───── Exercise inputs ─────

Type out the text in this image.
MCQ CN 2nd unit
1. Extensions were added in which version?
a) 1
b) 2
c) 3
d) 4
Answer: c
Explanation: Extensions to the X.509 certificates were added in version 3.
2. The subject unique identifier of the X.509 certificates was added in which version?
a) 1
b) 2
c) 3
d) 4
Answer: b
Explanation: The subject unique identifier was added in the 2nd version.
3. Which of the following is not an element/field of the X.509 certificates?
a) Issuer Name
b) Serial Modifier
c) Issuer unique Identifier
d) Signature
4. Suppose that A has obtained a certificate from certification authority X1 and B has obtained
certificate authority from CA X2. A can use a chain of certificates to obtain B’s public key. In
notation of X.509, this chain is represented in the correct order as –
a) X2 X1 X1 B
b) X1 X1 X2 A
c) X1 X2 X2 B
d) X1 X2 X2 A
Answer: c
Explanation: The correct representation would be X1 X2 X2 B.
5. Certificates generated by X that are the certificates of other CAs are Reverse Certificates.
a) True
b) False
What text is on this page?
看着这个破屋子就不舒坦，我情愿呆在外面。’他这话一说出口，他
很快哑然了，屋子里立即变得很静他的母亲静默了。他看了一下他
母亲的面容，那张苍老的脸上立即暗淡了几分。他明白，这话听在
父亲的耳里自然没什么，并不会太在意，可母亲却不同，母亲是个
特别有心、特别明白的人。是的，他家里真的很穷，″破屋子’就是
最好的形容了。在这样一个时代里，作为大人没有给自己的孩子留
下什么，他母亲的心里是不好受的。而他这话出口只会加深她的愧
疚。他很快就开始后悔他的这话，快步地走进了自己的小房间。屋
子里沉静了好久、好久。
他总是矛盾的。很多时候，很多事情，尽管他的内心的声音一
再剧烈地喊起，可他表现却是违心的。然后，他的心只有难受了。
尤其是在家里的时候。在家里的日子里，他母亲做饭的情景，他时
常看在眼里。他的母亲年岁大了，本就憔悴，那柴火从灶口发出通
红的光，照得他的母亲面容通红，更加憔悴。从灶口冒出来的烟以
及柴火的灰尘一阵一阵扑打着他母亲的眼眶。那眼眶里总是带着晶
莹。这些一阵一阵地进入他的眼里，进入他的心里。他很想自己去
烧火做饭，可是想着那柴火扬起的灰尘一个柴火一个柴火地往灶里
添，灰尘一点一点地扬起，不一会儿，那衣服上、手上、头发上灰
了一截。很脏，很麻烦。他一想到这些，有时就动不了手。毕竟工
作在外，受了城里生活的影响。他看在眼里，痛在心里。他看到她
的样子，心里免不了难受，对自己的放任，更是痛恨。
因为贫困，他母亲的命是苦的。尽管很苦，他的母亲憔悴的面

─────

How many lines in the listing contain "text"? Answer with the number alone.

**Solution for this exercise**
2